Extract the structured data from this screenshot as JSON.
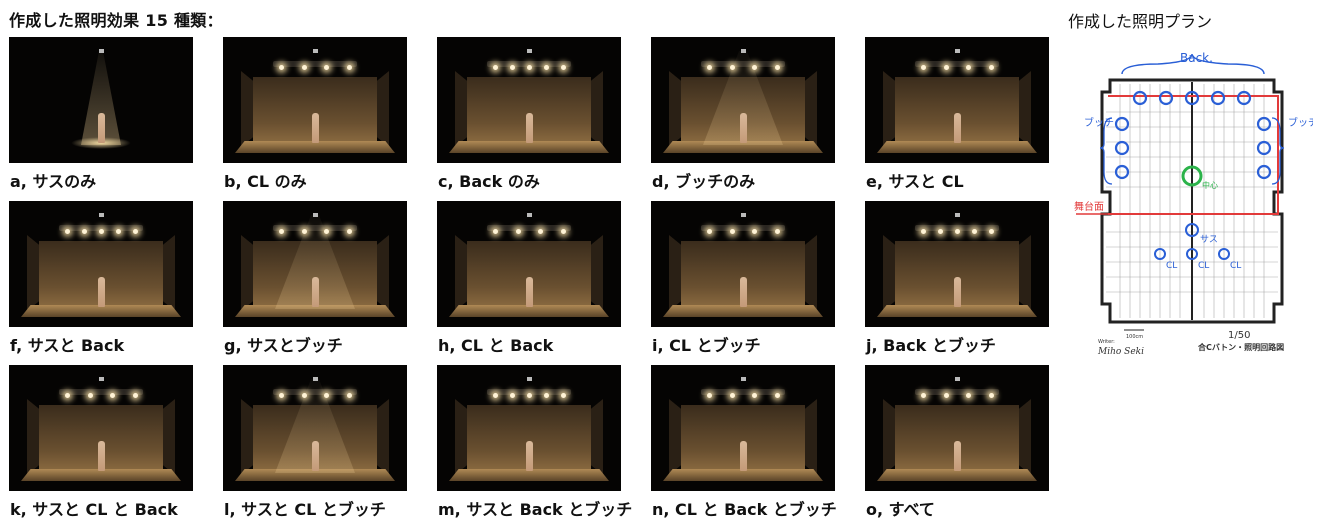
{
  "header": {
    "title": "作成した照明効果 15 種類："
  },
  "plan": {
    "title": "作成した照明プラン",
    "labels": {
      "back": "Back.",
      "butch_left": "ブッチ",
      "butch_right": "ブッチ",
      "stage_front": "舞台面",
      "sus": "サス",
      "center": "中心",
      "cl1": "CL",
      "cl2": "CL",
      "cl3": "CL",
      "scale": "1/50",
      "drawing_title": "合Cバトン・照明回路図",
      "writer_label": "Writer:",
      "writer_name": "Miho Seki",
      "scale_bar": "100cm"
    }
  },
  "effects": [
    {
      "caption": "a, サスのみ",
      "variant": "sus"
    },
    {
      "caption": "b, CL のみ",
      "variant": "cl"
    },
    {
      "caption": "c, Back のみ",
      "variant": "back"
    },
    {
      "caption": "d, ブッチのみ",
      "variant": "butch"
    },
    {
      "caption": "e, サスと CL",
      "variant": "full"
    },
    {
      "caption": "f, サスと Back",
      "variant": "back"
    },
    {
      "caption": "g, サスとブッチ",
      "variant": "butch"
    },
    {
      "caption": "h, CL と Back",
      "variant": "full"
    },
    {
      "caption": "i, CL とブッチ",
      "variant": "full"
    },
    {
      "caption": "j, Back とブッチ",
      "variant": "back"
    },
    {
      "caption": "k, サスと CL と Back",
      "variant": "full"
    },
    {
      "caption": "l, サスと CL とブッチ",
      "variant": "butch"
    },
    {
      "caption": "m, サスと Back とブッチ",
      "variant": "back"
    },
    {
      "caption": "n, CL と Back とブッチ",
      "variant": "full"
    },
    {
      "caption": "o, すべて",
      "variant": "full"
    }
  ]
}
+++++
Goal: Without including any pictures, reproduce the listing exactly.

Exercise answer:
Extract the structured data from this screenshot as JSON.
{
  "header": {
    "title": "作成した照明効果 15 種類："
  },
  "plan": {
    "title": "作成した照明プラン",
    "labels": {
      "back": "Back.",
      "butch_left": "ブッチ",
      "butch_right": "ブッチ",
      "stage_front": "舞台面",
      "sus": "サス",
      "center": "中心",
      "cl1": "CL",
      "cl2": "CL",
      "cl3": "CL",
      "scale": "1/50",
      "drawing_title": "合Cバトン・照明回路図",
      "writer_label": "Writer:",
      "writer_name": "Miho Seki",
      "scale_bar": "100cm"
    }
  },
  "effects": [
    {
      "caption": "a, サスのみ",
      "variant": "sus"
    },
    {
      "caption": "b, CL のみ",
      "variant": "cl"
    },
    {
      "caption": "c, Back のみ",
      "variant": "back"
    },
    {
      "caption": "d, ブッチのみ",
      "variant": "butch"
    },
    {
      "caption": "e, サスと CL",
      "variant": "full"
    },
    {
      "caption": "f, サスと Back",
      "variant": "back"
    },
    {
      "caption": "g, サスとブッチ",
      "variant": "butch"
    },
    {
      "caption": "h, CL と Back",
      "variant": "full"
    },
    {
      "caption": "i, CL とブッチ",
      "variant": "full"
    },
    {
      "caption": "j, Back とブッチ",
      "variant": "back"
    },
    {
      "caption": "k, サスと CL と Back",
      "variant": "full"
    },
    {
      "caption": "l, サスと CL とブッチ",
      "variant": "butch"
    },
    {
      "caption": "m, サスと Back とブッチ",
      "variant": "back"
    },
    {
      "caption": "n, CL と Back とブッチ",
      "variant": "full"
    },
    {
      "caption": "o, すべて",
      "variant": "full"
    }
  ]
}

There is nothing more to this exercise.